-- Records to process start --
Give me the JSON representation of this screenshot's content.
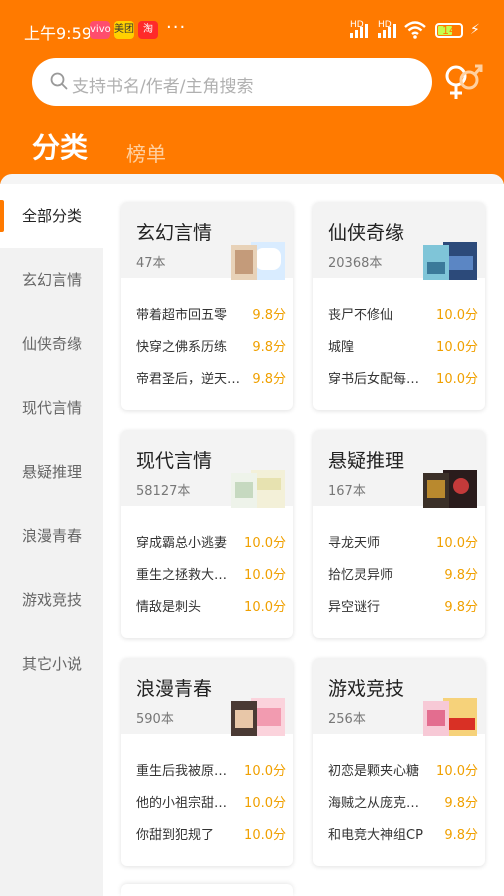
{
  "status": {
    "time": "上午9:59",
    "apps": [
      "vivo",
      "美团",
      "淘"
    ],
    "more": "···",
    "network1": "HD",
    "network2": "HD",
    "battery": "14"
  },
  "search": {
    "placeholder": "支持书名/作者/主角搜索"
  },
  "tabs": {
    "category": "分类",
    "ranking": "榜单"
  },
  "sidebar": {
    "items": [
      {
        "label": "全部分类"
      },
      {
        "label": "玄幻言情"
      },
      {
        "label": "仙侠奇缘"
      },
      {
        "label": "现代言情"
      },
      {
        "label": "悬疑推理"
      },
      {
        "label": "浪漫青春"
      },
      {
        "label": "游戏竞技"
      },
      {
        "label": "其它小说"
      }
    ]
  },
  "cards": [
    {
      "title": "玄幻言情",
      "count": "47本",
      "books": [
        {
          "title": "带着超市回五零",
          "score": "9.8分"
        },
        {
          "title": "快穿之佛系历练",
          "score": "9.8分"
        },
        {
          "title": "帝君圣后，逆天…",
          "score": "9.8分"
        }
      ]
    },
    {
      "title": "仙侠奇缘",
      "count": "20368本",
      "books": [
        {
          "title": "丧尸不修仙",
          "score": "10.0分"
        },
        {
          "title": "城隍",
          "score": "10.0分"
        },
        {
          "title": "穿书后女配每…",
          "score": "10.0分"
        }
      ]
    },
    {
      "title": "现代言情",
      "count": "58127本",
      "books": [
        {
          "title": "穿成霸总小逃妻",
          "score": "10.0分"
        },
        {
          "title": "重生之拯救大…",
          "score": "10.0分"
        },
        {
          "title": "情敌是刺头",
          "score": "10.0分"
        }
      ]
    },
    {
      "title": "悬疑推理",
      "count": "167本",
      "books": [
        {
          "title": "寻龙天师",
          "score": "10.0分"
        },
        {
          "title": "拾忆灵异师",
          "score": "9.8分"
        },
        {
          "title": "异空谜行",
          "score": "9.8分"
        }
      ]
    },
    {
      "title": "浪漫青春",
      "count": "590本",
      "books": [
        {
          "title": "重生后我被原…",
          "score": "10.0分"
        },
        {
          "title": "他的小祖宗甜…",
          "score": "10.0分"
        },
        {
          "title": "你甜到犯规了",
          "score": "10.0分"
        }
      ]
    },
    {
      "title": "游戏竞技",
      "count": "256本",
      "books": [
        {
          "title": "初恋是颗夹心糖",
          "score": "10.0分"
        },
        {
          "title": "海贼之从庞克…",
          "score": "9.8分"
        },
        {
          "title": "和电竞大神组CP",
          "score": "9.8分"
        }
      ]
    }
  ],
  "colors": {
    "accent": "#ff7a00",
    "score": "#f0a000"
  }
}
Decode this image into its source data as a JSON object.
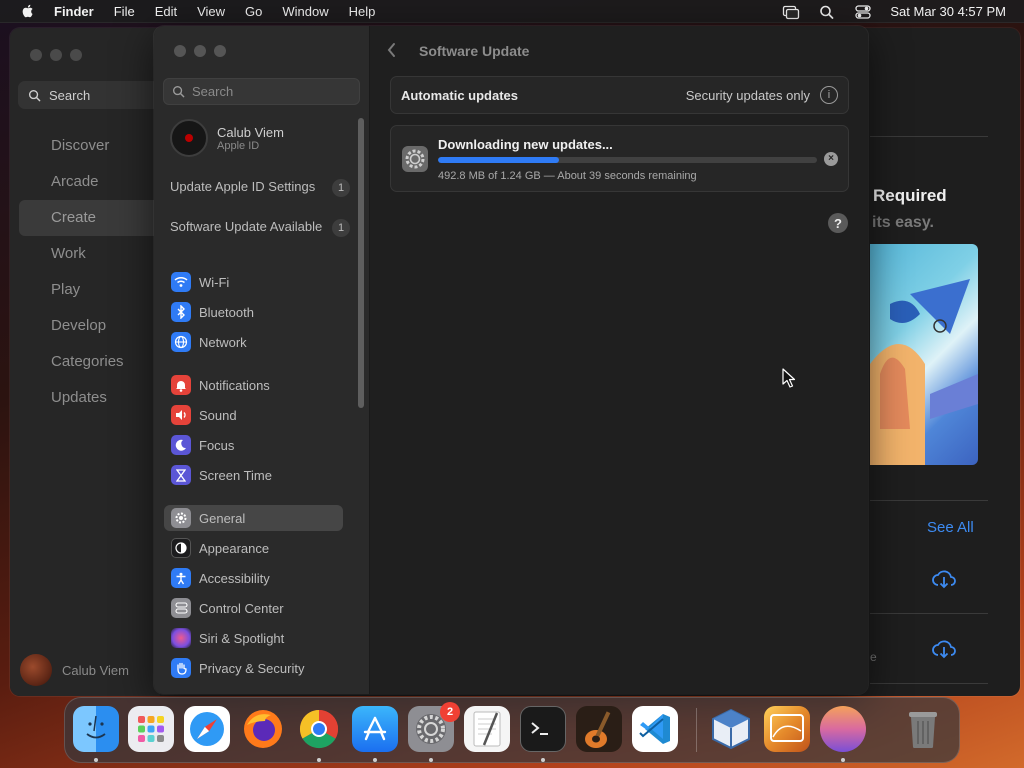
{
  "menubar": {
    "app": "Finder",
    "items": [
      "File",
      "Edit",
      "View",
      "Go",
      "Window",
      "Help"
    ],
    "clock": "Sat Mar 30  4:57 PM",
    "icons": [
      "apple-icon",
      "screen-mirroring-icon",
      "spotlight-search-icon",
      "control-center-icon"
    ]
  },
  "appstore": {
    "search_label": "Search",
    "nav": [
      "Discover",
      "Arcade",
      "Create",
      "Work",
      "Play",
      "Develop",
      "Categories",
      "Updates"
    ],
    "selected": "Create",
    "user": "Calub Viem",
    "heading": "Required",
    "subheading": "its easy.",
    "see_all": "See All",
    "partial_text": "e"
  },
  "settings": {
    "search_placeholder": "Search",
    "account": {
      "name": "Calub Viem",
      "subtitle": "Apple ID"
    },
    "notices": [
      {
        "text": "Update Apple ID Settings",
        "count": "1"
      },
      {
        "text": "Software Update Available",
        "count": "1"
      }
    ],
    "sidebar_groups": [
      [
        {
          "label": "Wi-Fi",
          "icon": "wifi-icon",
          "color": "#2f7bf5"
        },
        {
          "label": "Bluetooth",
          "icon": "bluetooth-icon",
          "color": "#2f7bf5"
        },
        {
          "label": "Network",
          "icon": "network-icon",
          "color": "#2f7bf5"
        }
      ],
      [
        {
          "label": "Notifications",
          "icon": "bell-icon",
          "color": "#e5433a"
        },
        {
          "label": "Sound",
          "icon": "speaker-icon",
          "color": "#e5433a"
        },
        {
          "label": "Focus",
          "icon": "moon-icon",
          "color": "#5b56d6"
        },
        {
          "label": "Screen Time",
          "icon": "hourglass-icon",
          "color": "#5b56d6"
        }
      ],
      [
        {
          "label": "General",
          "icon": "gear-icon",
          "color": "#8e8e93",
          "selected": true
        },
        {
          "label": "Appearance",
          "icon": "appearance-icon",
          "color": "#1c1c1e"
        },
        {
          "label": "Accessibility",
          "icon": "accessibility-icon",
          "color": "#2f7bf5"
        },
        {
          "label": "Control Center",
          "icon": "control-center-icon",
          "color": "#8e8e93"
        },
        {
          "label": "Siri & Spotlight",
          "icon": "siri-icon",
          "color": "#c94bd1"
        },
        {
          "label": "Privacy & Security",
          "icon": "hand-icon",
          "color": "#2f7bf5"
        }
      ]
    ],
    "main": {
      "title": "Software Update",
      "auto_label": "Automatic updates",
      "auto_value": "Security updates only",
      "download": {
        "heading": "Downloading new updates...",
        "progress": 0.32,
        "status": "492.8 MB of 1.24 GB — About 39 seconds remaining"
      }
    }
  },
  "dock": {
    "apps": [
      {
        "name": "finder",
        "color": "#2b8ef0",
        "running": true
      },
      {
        "name": "launchpad",
        "color": "#e9e9ee",
        "running": false
      },
      {
        "name": "safari",
        "color": "#2f9af5",
        "running": false
      },
      {
        "name": "firefox",
        "color": "#ff7a1a",
        "running": false
      },
      {
        "name": "chrome",
        "color": "#f4f4f4",
        "running": true
      },
      {
        "name": "app-store",
        "color": "#1e8ef5",
        "running": true
      },
      {
        "name": "system-settings",
        "color": "#8e8e93",
        "running": true,
        "badge": "2"
      },
      {
        "name": "textedit",
        "color": "#f2f2f2",
        "running": false
      },
      {
        "name": "terminal",
        "color": "#1a1a1a",
        "running": true
      },
      {
        "name": "garageband",
        "color": "#3a2a1e",
        "running": false
      },
      {
        "name": "vscode",
        "color": "#1f8ad2",
        "running": false
      },
      {
        "name": "virtualbox",
        "color": "#3a6aa8",
        "running": false
      },
      {
        "name": "macos-installer",
        "color": "#e58a2b",
        "running": false
      },
      {
        "name": "macos-sequoia-wallpaper",
        "color": "#d96aa0",
        "running": true
      },
      {
        "name": "trash",
        "color": "#8a8a8a",
        "running": false
      }
    ]
  }
}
-- Records to process end --
*Goal of the exercise*.
Output an exact copy of the material, with the pictures removed.

*Result of this task*.
Give me the JSON representation of this screenshot's content.
{
  "status": {
    "time": "上午9:59",
    "apps": [
      "vivo",
      "美团",
      "淘"
    ],
    "more": "···",
    "network1": "HD",
    "network2": "HD",
    "battery": "14"
  },
  "search": {
    "placeholder": "支持书名/作者/主角搜索"
  },
  "tabs": {
    "category": "分类",
    "ranking": "榜单"
  },
  "sidebar": {
    "items": [
      {
        "label": "全部分类"
      },
      {
        "label": "玄幻言情"
      },
      {
        "label": "仙侠奇缘"
      },
      {
        "label": "现代言情"
      },
      {
        "label": "悬疑推理"
      },
      {
        "label": "浪漫青春"
      },
      {
        "label": "游戏竞技"
      },
      {
        "label": "其它小说"
      }
    ]
  },
  "cards": [
    {
      "title": "玄幻言情",
      "count": "47本",
      "books": [
        {
          "title": "带着超市回五零",
          "score": "9.8分"
        },
        {
          "title": "快穿之佛系历练",
          "score": "9.8分"
        },
        {
          "title": "帝君圣后，逆天…",
          "score": "9.8分"
        }
      ]
    },
    {
      "title": "仙侠奇缘",
      "count": "20368本",
      "books": [
        {
          "title": "丧尸不修仙",
          "score": "10.0分"
        },
        {
          "title": "城隍",
          "score": "10.0分"
        },
        {
          "title": "穿书后女配每…",
          "score": "10.0分"
        }
      ]
    },
    {
      "title": "现代言情",
      "count": "58127本",
      "books": [
        {
          "title": "穿成霸总小逃妻",
          "score": "10.0分"
        },
        {
          "title": "重生之拯救大…",
          "score": "10.0分"
        },
        {
          "title": "情敌是刺头",
          "score": "10.0分"
        }
      ]
    },
    {
      "title": "悬疑推理",
      "count": "167本",
      "books": [
        {
          "title": "寻龙天师",
          "score": "10.0分"
        },
        {
          "title": "拾忆灵异师",
          "score": "9.8分"
        },
        {
          "title": "异空谜行",
          "score": "9.8分"
        }
      ]
    },
    {
      "title": "浪漫青春",
      "count": "590本",
      "books": [
        {
          "title": "重生后我被原…",
          "score": "10.0分"
        },
        {
          "title": "他的小祖宗甜…",
          "score": "10.0分"
        },
        {
          "title": "你甜到犯规了",
          "score": "10.0分"
        }
      ]
    },
    {
      "title": "游戏竞技",
      "count": "256本",
      "books": [
        {
          "title": "初恋是颗夹心糖",
          "score": "10.0分"
        },
        {
          "title": "海贼之从庞克…",
          "score": "9.8分"
        },
        {
          "title": "和电竞大神组CP",
          "score": "9.8分"
        }
      ]
    }
  ],
  "colors": {
    "accent": "#ff7a00",
    "score": "#f0a000"
  }
}
Decode this image into its source data as a JSON object.
{
  "menubar": {
    "app": "Finder",
    "items": [
      "File",
      "Edit",
      "View",
      "Go",
      "Window",
      "Help"
    ],
    "clock": "Sat Mar 30  4:57 PM",
    "icons": [
      "apple-icon",
      "screen-mirroring-icon",
      "spotlight-search-icon",
      "control-center-icon"
    ]
  },
  "appstore": {
    "search_label": "Search",
    "nav": [
      "Discover",
      "Arcade",
      "Create",
      "Work",
      "Play",
      "Develop",
      "Categories",
      "Updates"
    ],
    "selected": "Create",
    "user": "Calub Viem",
    "heading": "Required",
    "subheading": "its easy.",
    "see_all": "See All",
    "partial_text": "e"
  },
  "settings": {
    "search_placeholder": "Search",
    "account": {
      "name": "Calub Viem",
      "subtitle": "Apple ID"
    },
    "notices": [
      {
        "text": "Update Apple ID Settings",
        "count": "1"
      },
      {
        "text": "Software Update Available",
        "count": "1"
      }
    ],
    "sidebar_groups": [
      [
        {
          "label": "Wi-Fi",
          "icon": "wifi-icon",
          "color": "#2f7bf5"
        },
        {
          "label": "Bluetooth",
          "icon": "bluetooth-icon",
          "color": "#2f7bf5"
        },
        {
          "label": "Network",
          "icon": "network-icon",
          "color": "#2f7bf5"
        }
      ],
      [
        {
          "label": "Notifications",
          "icon": "bell-icon",
          "color": "#e5433a"
        },
        {
          "label": "Sound",
          "icon": "speaker-icon",
          "color": "#e5433a"
        },
        {
          "label": "Focus",
          "icon": "moon-icon",
          "color": "#5b56d6"
        },
        {
          "label": "Screen Time",
          "icon": "hourglass-icon",
          "color": "#5b56d6"
        }
      ],
      [
        {
          "label": "General",
          "icon": "gear-icon",
          "color": "#8e8e93",
          "selected": true
        },
        {
          "label": "Appearance",
          "icon": "appearance-icon",
          "color": "#1c1c1e"
        },
        {
          "label": "Accessibility",
          "icon": "accessibility-icon",
          "color": "#2f7bf5"
        },
        {
          "label": "Control Center",
          "icon": "control-center-icon",
          "color": "#8e8e93"
        },
        {
          "label": "Siri & Spotlight",
          "icon": "siri-icon",
          "color": "#c94bd1"
        },
        {
          "label": "Privacy & Security",
          "icon": "hand-icon",
          "color": "#2f7bf5"
        }
      ]
    ],
    "main": {
      "title": "Software Update",
      "auto_label": "Automatic updates",
      "auto_value": "Security updates only",
      "download": {
        "heading": "Downloading new updates...",
        "progress": 0.32,
        "status": "492.8 MB of 1.24 GB — About 39 seconds remaining"
      }
    }
  },
  "dock": {
    "apps": [
      {
        "name": "finder",
        "color": "#2b8ef0",
        "running": true
      },
      {
        "name": "launchpad",
        "color": "#e9e9ee",
        "running": false
      },
      {
        "name": "safari",
        "color": "#2f9af5",
        "running": false
      },
      {
        "name": "firefox",
        "color": "#ff7a1a",
        "running": false
      },
      {
        "name": "chrome",
        "color": "#f4f4f4",
        "running": true
      },
      {
        "name": "app-store",
        "color": "#1e8ef5",
        "running": true
      },
      {
        "name": "system-settings",
        "color": "#8e8e93",
        "running": true,
        "badge": "2"
      },
      {
        "name": "textedit",
        "color": "#f2f2f2",
        "running": false
      },
      {
        "name": "terminal",
        "color": "#1a1a1a",
        "running": true
      },
      {
        "name": "garageband",
        "color": "#3a2a1e",
        "running": false
      },
      {
        "name": "vscode",
        "color": "#1f8ad2",
        "running": false
      },
      {
        "name": "virtualbox",
        "color": "#3a6aa8",
        "running": false
      },
      {
        "name": "macos-installer",
        "color": "#e58a2b",
        "running": false
      },
      {
        "name": "macos-sequoia-wallpaper",
        "color": "#d96aa0",
        "running": true
      },
      {
        "name": "trash",
        "color": "#8a8a8a",
        "running": false
      }
    ]
  }
}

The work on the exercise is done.